May 27, 2011

Global recovery gathers steam but faces negative risks

The global recovery is becoming broader-based and more self-propelled, the OECD says, but the risks are mostly on the negative side.

In its latest Economic Outlook it forecasts world gross domestic product growth of 4.2 per cent this year, rising to 4.6 per cent next year.

World trade is back above its pre-crisis peak and expected to gather pace, from growth of 8.1 per cent this year to 8.6 per cent next year.

"Most risks are on the downside, however, including further increases in oil and other commodity prices which could feed into core inflation, a deeper slowdown in China, an unsettled fiscal situation in the United States and Japan, and renewed weakness in housing markets," OECD chief economist Pier Carlo Padoan said.

The weaker peripheral members of the euro zone are not out of the financial woods yet, either. "A concern is that if downside risks interact, their cumulative impact could weaken the recovery significantly, possibly triggering stagflationary developments in some advanced economies."

The OECD forecasts New Zealand's GDP to grow just 0.6 per cent this year but 4.1 per cent next year as the rebuilding of Christchurch gets under way.

WRITTEN EXERCISE 1:
Please rewrite the stretch of the entries from their start through the line containing "281, 1163, 283]" as a numbered list, leaving out any blank lines.
The text and the entries come from separate sources.

LISTED ENTRIES:
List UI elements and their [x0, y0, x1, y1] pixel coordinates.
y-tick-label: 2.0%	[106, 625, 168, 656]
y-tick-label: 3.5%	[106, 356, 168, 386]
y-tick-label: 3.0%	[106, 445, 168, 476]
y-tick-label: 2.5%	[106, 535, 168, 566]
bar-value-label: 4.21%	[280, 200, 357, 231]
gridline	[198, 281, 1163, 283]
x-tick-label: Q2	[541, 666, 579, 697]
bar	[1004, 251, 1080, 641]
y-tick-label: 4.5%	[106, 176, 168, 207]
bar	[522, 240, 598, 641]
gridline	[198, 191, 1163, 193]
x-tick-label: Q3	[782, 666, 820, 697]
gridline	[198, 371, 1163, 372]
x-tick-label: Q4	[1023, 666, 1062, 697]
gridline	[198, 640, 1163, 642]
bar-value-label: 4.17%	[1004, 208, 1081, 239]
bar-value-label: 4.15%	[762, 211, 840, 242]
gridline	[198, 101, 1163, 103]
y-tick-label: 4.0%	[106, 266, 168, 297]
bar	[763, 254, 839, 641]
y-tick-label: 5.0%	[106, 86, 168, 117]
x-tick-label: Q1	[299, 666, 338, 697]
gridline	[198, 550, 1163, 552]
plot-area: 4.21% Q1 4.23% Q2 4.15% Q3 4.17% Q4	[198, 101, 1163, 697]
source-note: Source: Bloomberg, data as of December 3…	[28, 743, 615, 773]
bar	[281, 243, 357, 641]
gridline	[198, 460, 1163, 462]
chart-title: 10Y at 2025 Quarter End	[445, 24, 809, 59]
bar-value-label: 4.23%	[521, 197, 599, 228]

WRITTEN EXERCISE 2:
Answer these questions about the article on the global recovery, marking each answer to match:
(a) What world GDP growth does the OECD forecast for this year?
(b) Who is named as the OECD's chief economist?
(c) What GDP growth does the OECD forecast for New Zealand next year?

PROBLEM SOLUTION 1:
1. List UI elements and their [x0, y0, x1, y1] pixel coordinates.
2. y-tick-label: 2.0%	[106, 625, 168, 656]
3. y-tick-label: 3.5%	[106, 356, 168, 386]
4. y-tick-label: 3.0%	[106, 445, 168, 476]
5. y-tick-label: 2.5%	[106, 535, 168, 566]
6. bar-value-label: 4.21%	[280, 200, 357, 231]
7. gridline	[198, 281, 1163, 283]

PROBLEM SOLUTION 2:
(a) 4.2 percent
(b) Pier Carlo Padoan
(c) 4.1 percent